## TASK PROMPT
Format each of the lines below as a row in a Markdown table with two columns, "No." for the row number and "Line" for the line, and omit any blank lines. Leave the picture out of the table.

## ENTRIES PROVIDED
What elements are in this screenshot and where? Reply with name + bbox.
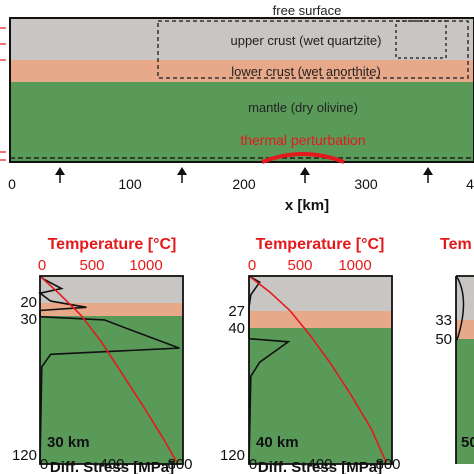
stress-tick: 800	[375, 456, 400, 473]
crust-thickness-label: 40 km	[256, 434, 299, 451]
stress-tick: 0	[249, 456, 257, 473]
depth-tick: 50	[435, 331, 452, 348]
depth-tick: 20	[20, 294, 37, 311]
temp-tick: 500	[287, 257, 312, 274]
model-section: free surface upper crust (wet quartzite)…	[0, 3, 474, 214]
profile-panel-partial: Tem 33 50 50	[435, 236, 474, 464]
stress-axis-label: Diff. Stress [MPa]	[258, 459, 382, 474]
velocity-arrows	[55, 167, 433, 183]
model-frame	[9, 17, 474, 163]
profile-panel-40km: Temperature [°C] 0 500 1000 27 40 120 40…	[220, 236, 401, 474]
mantle-band	[456, 339, 474, 464]
depth-tick: 33	[435, 312, 452, 329]
x-tick: 0	[8, 176, 16, 192]
panel-frame	[39, 275, 184, 465]
lower-crust-band	[249, 311, 392, 328]
crust-thickness-label: 30 km	[47, 434, 90, 451]
crust-thickness-label-partial: 50	[461, 434, 474, 451]
temperature-profile-line	[39, 275, 179, 465]
temp-tick: 0	[248, 257, 256, 274]
depth-tick: 120	[12, 447, 37, 464]
x-tick: 4	[466, 176, 474, 192]
depth-tick: 40	[228, 320, 245, 337]
x-axis-label: x [km]	[285, 197, 329, 214]
temperature-axis-label-partial: Tem	[440, 236, 472, 253]
upper-crust-label: upper crust (wet quartzite)	[230, 33, 381, 48]
x-tick: 100	[118, 176, 142, 192]
refined-zone-box	[157, 20, 469, 79]
stress-profile-line	[456, 276, 465, 341]
temperature-axis-label: Temperature [°C]	[48, 236, 177, 253]
temp-tick: 500	[79, 257, 104, 274]
depth-tick: 30	[20, 311, 37, 328]
stress-axis-label: Diff. Stress [MPa]	[50, 459, 174, 474]
lower-crust-layer	[10, 60, 474, 82]
stress-tick: 400	[307, 456, 332, 473]
temperature-profile-line	[248, 275, 388, 465]
perturbation-curve	[261, 152, 345, 164]
temp-tick: 0	[38, 257, 46, 274]
x-tick: 200	[232, 176, 256, 192]
stress-tick: 800	[167, 456, 192, 473]
depth-tick: 27	[228, 303, 245, 320]
stress-tick: 0	[40, 456, 48, 473]
temp-tick: 1000	[338, 257, 371, 274]
temp-tick: 1000	[129, 257, 162, 274]
panel-frame	[248, 275, 393, 465]
depth-tick: 120	[220, 447, 245, 464]
mantle-label: mantle (dry olivine)	[248, 100, 358, 115]
profile-panel-30km: Temperature [°C] 0 500 1000 20 30 120 30…	[12, 236, 193, 474]
upper-crust-band	[40, 276, 183, 303]
upper-crust-band	[249, 276, 392, 311]
stress-tick: 400	[99, 456, 124, 473]
x-tick: 300	[354, 176, 378, 192]
x-axis-ticks: 0 100 200 300 4	[8, 176, 474, 192]
lower-crust-label: lower crust (wet anorthite)	[231, 64, 381, 79]
free-surface-label: free surface	[273, 3, 342, 18]
perturbation-label: thermal perturbation	[240, 132, 365, 148]
mantle-layer	[10, 82, 474, 162]
left-depth-ticks	[0, 27, 6, 161]
upper-crust-band	[456, 276, 474, 320]
temperature-axis-label: Temperature [°C]	[256, 236, 385, 253]
refined-zone-core	[395, 20, 447, 59]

## SOLUTION FOR THIS TASK
| No. | Line |
|---|---|
| 1 | What elements are in this screenshot and where? Reply with name + bbox. |
| 2 | stress-tick: 800	[375, 456, 400, 473] |
| 3 | crust-thickness-label: 40 km	[256, 434, 299, 451] |
| 4 | stress-tick: 0	[249, 456, 257, 473] |
| 5 | depth-tick: 50	[435, 331, 452, 348] |
| 6 | depth-tick: 20	[20, 294, 37, 311] |
| 7 | temp-tick: 500	[287, 257, 312, 274] |
| 8 | model-section: free surface upper crust (wet quartzite)…	[0, 3, 474, 214] |
| 9 | profile-panel-partial: Tem 33 50 50	[435, 236, 474, 464] |
| 10 | stress-axis-label: Diff. Stress [MPa]	[258, 459, 382, 474] |
| 11 | velocity-arrows	[55, 167, 433, 183] |
| 12 | model-frame	[9, 17, 474, 163] |
| 13 | profile-panel-40km: Temperature [°C] 0 500 1000 27 40 120 40…	[220, 236, 401, 474] |
| 14 | mantle-band	[456, 339, 474, 464] |
| 15 | depth-tick: 33	[435, 312, 452, 329] |
| 16 | x-tick: 0	[8, 176, 16, 192] |
| 17 | panel-frame	[39, 275, 184, 465] |
| 18 | lower-crust-band	[249, 311, 392, 328] |
| 19 | crust-thickness-label: 30 km	[47, 434, 90, 451] |
| 20 | crust-thickness-label-partial: 50	[461, 434, 474, 451] |
| 21 | temperature-profile-line	[39, 275, 179, 465] |
| 22 | temp-tick: 0	[248, 257, 256, 274] |
| 23 | depth-tick: 120	[12, 447, 37, 464] |
| 24 | x-tick: 4	[466, 176, 474, 192] |
| 25 | depth-tick: 40	[228, 320, 245, 337] |
| 26 | x-axis-label: x [km]	[285, 197, 329, 214] |
| 27 | temperature-axis-label-partial: Tem	[440, 236, 472, 253] |
| 28 | upper-crust-label: upper crust (wet quartzite)	[230, 33, 381, 48] |
| 29 | x-tick: 100	[118, 176, 142, 192] |
| 30 | refined-zone-box	[157, 20, 469, 79] |
| 31 | stress-profile-line	[456, 276, 465, 341] |
| 32 | temperature-axis-label: Temperature [°C]	[48, 236, 177, 253] |
| 33 | temp-tick: 500	[79, 257, 104, 274] |
| 34 | depth-tick: 30	[20, 311, 37, 328] |
| 35 | stress-axis-label: Diff. Stress [MPa]	[50, 459, 174, 474] |
| 36 | lower-crust-layer	[10, 60, 474, 82] |
| 37 | stress-tick: 400	[307, 456, 332, 473] |
| 38 | temperature-profile-line	[248, 275, 388, 465] |
| 39 | perturbation-curve	[261, 152, 345, 164] |
| 40 | temp-tick: 0	[38, 257, 46, 274] |
| 41 | x-tick: 200	[232, 176, 256, 192] |
| 42 | stress-tick: 800	[167, 456, 192, 473] |
| 43 | depth-tick: 27	[228, 303, 245, 320] |
| 44 | stress-tick: 0	[40, 456, 48, 473] |
| 45 | temp-tick: 1000	[338, 257, 371, 274] |
| 46 | temp-tick: 1000	[129, 257, 162, 274] |
| 47 | panel-frame	[248, 275, 393, 465] |
| 48 | depth-tick: 120	[220, 447, 245, 464] |
| 49 | mantle-label: mantle (dry olivine)	[248, 100, 358, 115] |
| 50 | profile-panel-30km: Temperature [°C] 0 500 1000 20 30 120 30…	[12, 236, 193, 474] |
| 51 | upper-crust-band	[40, 276, 183, 303] |
| 52 | upper-crust-band	[249, 276, 392, 311] |
| 53 | stress-tick: 400	[99, 456, 124, 473] |
| 54 | x-tick: 300	[354, 176, 378, 192] |
| 55 | x-axis-ticks: 0 100 200 300 4	[8, 176, 474, 192] |
| 56 | lower-crust-label: lower crust (wet anorthite)	[231, 64, 381, 79] |
| 57 | free-surface-label: free surface	[273, 3, 342, 18] |
| 58 | perturbation-label: thermal perturbation	[240, 132, 365, 148] |
| 59 | mantle-layer	[10, 82, 474, 162] |
| 60 | left-depth-ticks	[0, 27, 6, 161] |
| 61 | upper-crust-band	[456, 276, 474, 320] |
| 62 | temperature-axis-label: Temperature [°C]	[256, 236, 385, 253] |
| 63 | refined-zone-core	[395, 20, 447, 59] |